• _Task material_
——————

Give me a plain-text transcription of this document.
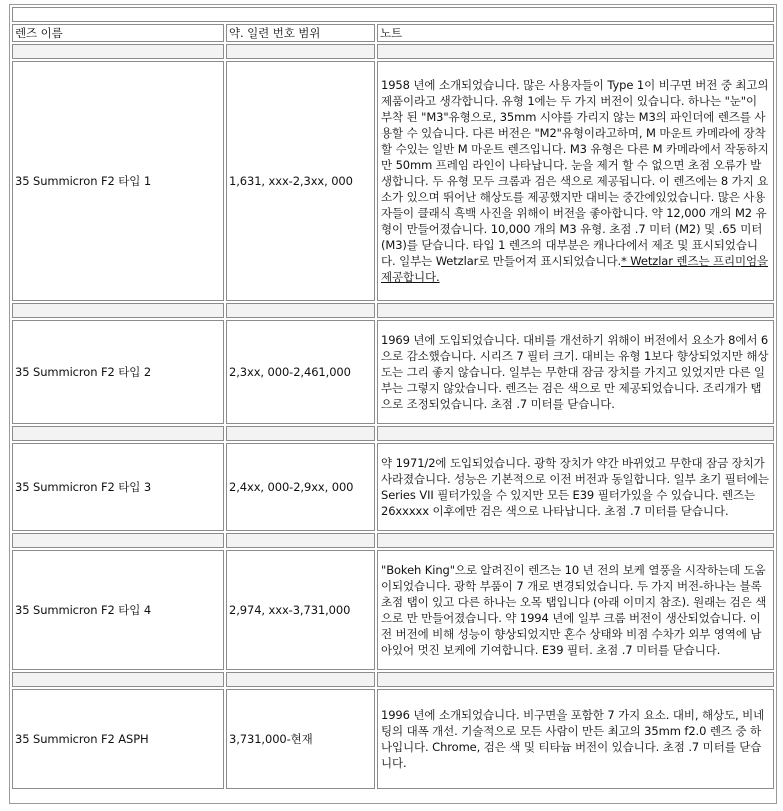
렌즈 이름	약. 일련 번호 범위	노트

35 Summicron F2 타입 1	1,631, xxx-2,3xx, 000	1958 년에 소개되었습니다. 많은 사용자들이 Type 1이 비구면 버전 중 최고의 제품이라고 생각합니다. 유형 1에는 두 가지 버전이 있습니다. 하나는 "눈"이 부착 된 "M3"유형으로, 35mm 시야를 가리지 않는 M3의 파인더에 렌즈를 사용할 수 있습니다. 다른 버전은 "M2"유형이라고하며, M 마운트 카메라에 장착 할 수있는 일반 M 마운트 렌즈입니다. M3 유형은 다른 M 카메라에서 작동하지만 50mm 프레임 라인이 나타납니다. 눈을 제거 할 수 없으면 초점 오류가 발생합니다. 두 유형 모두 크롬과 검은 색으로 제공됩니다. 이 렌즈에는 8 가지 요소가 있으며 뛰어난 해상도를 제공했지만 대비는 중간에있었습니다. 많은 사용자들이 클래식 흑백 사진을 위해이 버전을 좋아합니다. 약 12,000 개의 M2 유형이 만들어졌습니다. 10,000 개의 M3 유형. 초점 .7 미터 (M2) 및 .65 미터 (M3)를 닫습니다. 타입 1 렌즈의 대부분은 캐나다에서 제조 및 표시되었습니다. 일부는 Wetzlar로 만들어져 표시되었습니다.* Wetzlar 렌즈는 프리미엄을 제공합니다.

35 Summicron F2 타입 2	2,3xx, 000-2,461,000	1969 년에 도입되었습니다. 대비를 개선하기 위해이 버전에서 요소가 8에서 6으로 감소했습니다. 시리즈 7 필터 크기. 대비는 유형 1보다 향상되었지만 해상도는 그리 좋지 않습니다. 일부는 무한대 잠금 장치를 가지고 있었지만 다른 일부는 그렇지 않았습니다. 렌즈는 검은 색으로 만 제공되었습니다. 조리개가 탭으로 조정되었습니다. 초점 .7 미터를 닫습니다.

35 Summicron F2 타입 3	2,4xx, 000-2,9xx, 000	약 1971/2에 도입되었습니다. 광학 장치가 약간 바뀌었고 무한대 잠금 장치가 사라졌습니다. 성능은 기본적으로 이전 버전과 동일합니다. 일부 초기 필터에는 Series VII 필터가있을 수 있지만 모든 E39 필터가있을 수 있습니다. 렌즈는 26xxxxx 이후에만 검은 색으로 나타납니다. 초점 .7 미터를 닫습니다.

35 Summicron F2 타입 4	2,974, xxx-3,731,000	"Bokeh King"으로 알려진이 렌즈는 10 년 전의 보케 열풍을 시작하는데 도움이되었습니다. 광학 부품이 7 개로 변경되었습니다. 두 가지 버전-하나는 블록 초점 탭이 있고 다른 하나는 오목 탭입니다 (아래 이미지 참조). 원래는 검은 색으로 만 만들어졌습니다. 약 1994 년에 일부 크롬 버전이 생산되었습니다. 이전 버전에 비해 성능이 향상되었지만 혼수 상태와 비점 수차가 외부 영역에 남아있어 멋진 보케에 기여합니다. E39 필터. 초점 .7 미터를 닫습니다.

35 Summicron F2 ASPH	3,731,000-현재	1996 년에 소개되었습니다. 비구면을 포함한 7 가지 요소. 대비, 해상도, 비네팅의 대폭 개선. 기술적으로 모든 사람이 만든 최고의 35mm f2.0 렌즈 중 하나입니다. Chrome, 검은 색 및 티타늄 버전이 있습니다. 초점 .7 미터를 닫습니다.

——————

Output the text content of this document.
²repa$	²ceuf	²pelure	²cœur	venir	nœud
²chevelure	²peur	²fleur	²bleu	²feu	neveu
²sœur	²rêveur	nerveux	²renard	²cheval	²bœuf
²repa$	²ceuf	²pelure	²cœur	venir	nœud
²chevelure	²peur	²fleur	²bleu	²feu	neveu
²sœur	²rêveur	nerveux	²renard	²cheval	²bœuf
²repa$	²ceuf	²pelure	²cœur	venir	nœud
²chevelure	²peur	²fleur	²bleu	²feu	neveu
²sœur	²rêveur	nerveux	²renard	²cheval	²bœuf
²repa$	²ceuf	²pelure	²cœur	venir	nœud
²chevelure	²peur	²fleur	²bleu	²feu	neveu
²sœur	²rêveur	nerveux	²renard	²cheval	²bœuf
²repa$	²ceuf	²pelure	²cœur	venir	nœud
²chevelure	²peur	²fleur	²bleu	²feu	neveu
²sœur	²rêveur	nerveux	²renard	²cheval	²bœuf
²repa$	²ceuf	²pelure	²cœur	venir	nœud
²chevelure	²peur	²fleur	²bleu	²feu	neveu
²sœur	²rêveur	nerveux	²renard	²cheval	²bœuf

——————

• _Required work_
Look through the data above. Find each line with the string "document" and copy it.

• _The solution_
Give me a plain-text transcription of this document.
Output the text content of this document.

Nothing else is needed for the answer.